▶ **Excerpt**
start

September Tue 08, 2009

Anthony “Van” Jones resigned his job as special adviser at the Council on Environmental Quality this weekend as the result of a speech he gave at an Energy Resources Cooperative meeting in February of this year in Berkeley, California. The quasi-official position he gave up was “green jobs czar.” In this speech, which he gave after being appointed a czar in the new administration, Mr. Jones infamously referred to Republicans as a**holes. In all fairness, Mr. Jones went on to say that he, too, was sometimes an a**hole, thus making his statement about members of the opposition party a case-in-point. His rapid resignation was due in no small part to the fact that he was a major distraction at a time when the administration cannot afford distractions, as it seeks to regain momentum on health reform.

 

Mr. Jones held other controversial positions, too. For example, in the same speech and many other public statements, he was very forthright about that fact he harbored deep suspicions about capitalism and favored strong government intervention in forcing businesses to be greener, an expensive proposition for most enterprises. In what may turn out to be the coup de gras in his Berkeley speech, Jones said that “Some of us need to figure out which two or three senators need to have terrible days, until they act right.” Presumably, Jones was referring to senators who oppose or have serious concerns about President Obama’s environmental agenda, especially his highly complex and controversial cap and trade proposal.

 

It also turns out that Jones, a California community organizer and co-founder of ColorOfChange.org, signed a petition questioning whether the U.S. government had a role in planning the September 11, 2001 attacks.

end

▶ **Record excerpts**
start

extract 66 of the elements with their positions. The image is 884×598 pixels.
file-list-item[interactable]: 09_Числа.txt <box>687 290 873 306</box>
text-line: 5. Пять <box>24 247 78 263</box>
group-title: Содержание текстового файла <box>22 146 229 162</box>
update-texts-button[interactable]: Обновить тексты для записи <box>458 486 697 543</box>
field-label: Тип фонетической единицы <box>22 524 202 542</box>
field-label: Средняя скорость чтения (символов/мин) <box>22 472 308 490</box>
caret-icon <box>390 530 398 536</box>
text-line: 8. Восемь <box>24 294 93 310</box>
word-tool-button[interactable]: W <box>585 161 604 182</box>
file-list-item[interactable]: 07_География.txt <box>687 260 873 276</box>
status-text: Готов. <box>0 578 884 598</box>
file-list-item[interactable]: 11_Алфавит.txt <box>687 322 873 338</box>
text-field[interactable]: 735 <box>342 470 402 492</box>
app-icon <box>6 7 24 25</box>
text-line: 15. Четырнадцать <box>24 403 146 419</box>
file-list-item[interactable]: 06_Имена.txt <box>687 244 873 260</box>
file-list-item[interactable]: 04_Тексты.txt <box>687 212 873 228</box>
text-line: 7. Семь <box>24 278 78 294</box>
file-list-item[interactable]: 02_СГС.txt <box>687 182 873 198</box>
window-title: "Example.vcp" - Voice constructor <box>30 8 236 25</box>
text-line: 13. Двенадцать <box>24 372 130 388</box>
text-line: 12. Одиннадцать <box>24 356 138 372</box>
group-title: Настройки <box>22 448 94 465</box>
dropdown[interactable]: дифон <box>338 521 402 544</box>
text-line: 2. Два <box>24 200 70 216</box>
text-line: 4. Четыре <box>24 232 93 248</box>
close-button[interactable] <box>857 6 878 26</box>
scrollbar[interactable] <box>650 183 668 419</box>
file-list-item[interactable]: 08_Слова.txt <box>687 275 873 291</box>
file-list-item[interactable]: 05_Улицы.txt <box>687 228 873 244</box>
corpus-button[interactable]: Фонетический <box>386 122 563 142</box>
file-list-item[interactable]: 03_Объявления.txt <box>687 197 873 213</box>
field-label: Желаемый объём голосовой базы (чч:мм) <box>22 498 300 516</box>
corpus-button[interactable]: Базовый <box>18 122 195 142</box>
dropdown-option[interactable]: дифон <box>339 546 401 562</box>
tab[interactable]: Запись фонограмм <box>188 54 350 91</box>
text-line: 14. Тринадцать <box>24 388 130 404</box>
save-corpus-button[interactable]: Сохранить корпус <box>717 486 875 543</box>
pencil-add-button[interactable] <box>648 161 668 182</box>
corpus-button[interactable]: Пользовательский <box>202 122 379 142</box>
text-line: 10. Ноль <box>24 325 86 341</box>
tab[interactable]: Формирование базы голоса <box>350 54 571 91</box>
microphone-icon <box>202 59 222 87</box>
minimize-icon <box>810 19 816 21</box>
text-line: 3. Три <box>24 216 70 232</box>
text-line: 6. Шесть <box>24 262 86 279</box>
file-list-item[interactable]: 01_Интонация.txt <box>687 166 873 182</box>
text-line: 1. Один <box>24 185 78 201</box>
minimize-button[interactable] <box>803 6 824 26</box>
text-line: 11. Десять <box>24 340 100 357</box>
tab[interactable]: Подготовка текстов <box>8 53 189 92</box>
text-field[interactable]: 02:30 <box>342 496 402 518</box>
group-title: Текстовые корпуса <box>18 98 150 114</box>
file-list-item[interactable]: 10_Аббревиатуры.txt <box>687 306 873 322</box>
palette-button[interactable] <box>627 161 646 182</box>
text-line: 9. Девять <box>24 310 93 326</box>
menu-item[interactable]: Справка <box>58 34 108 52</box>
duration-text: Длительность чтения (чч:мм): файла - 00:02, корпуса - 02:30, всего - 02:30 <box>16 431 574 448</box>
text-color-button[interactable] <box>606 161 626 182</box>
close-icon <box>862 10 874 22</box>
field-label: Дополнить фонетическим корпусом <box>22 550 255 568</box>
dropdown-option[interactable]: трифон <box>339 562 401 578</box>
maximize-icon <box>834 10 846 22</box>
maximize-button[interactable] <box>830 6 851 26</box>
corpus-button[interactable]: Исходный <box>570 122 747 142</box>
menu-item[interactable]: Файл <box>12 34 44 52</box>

end

▶ **Stated problem**
From the piece on Van Jones's resignation, pull out the passage starting at "September Tue 08, 2009" and ending at "on health reform.", word for word.

▶ **Task output**
September Tue 08, 2009

Anthony “Van” Jones resigned his job as special adviser at the Council on Environmental Quality this weekend as the result of a speech he gave at an Energy Resources Cooperative meeting in February of this year in Berkeley, California. The quasi-official position he gave up was “green jobs czar.” In this speech, which he gave after being appointed a czar in the new administration, Mr. Jones infamously referred to Republicans as a**holes. In all fairness, Mr. Jones went on to say that he, too, was sometimes an a**hole, thus making his statement about members of the opposition party a case-in-point. His rapid resignation was due in no small part to the fact that he was a major distraction at a time when the administration cannot afford distractions, as it seeks to regain momentum on health reform.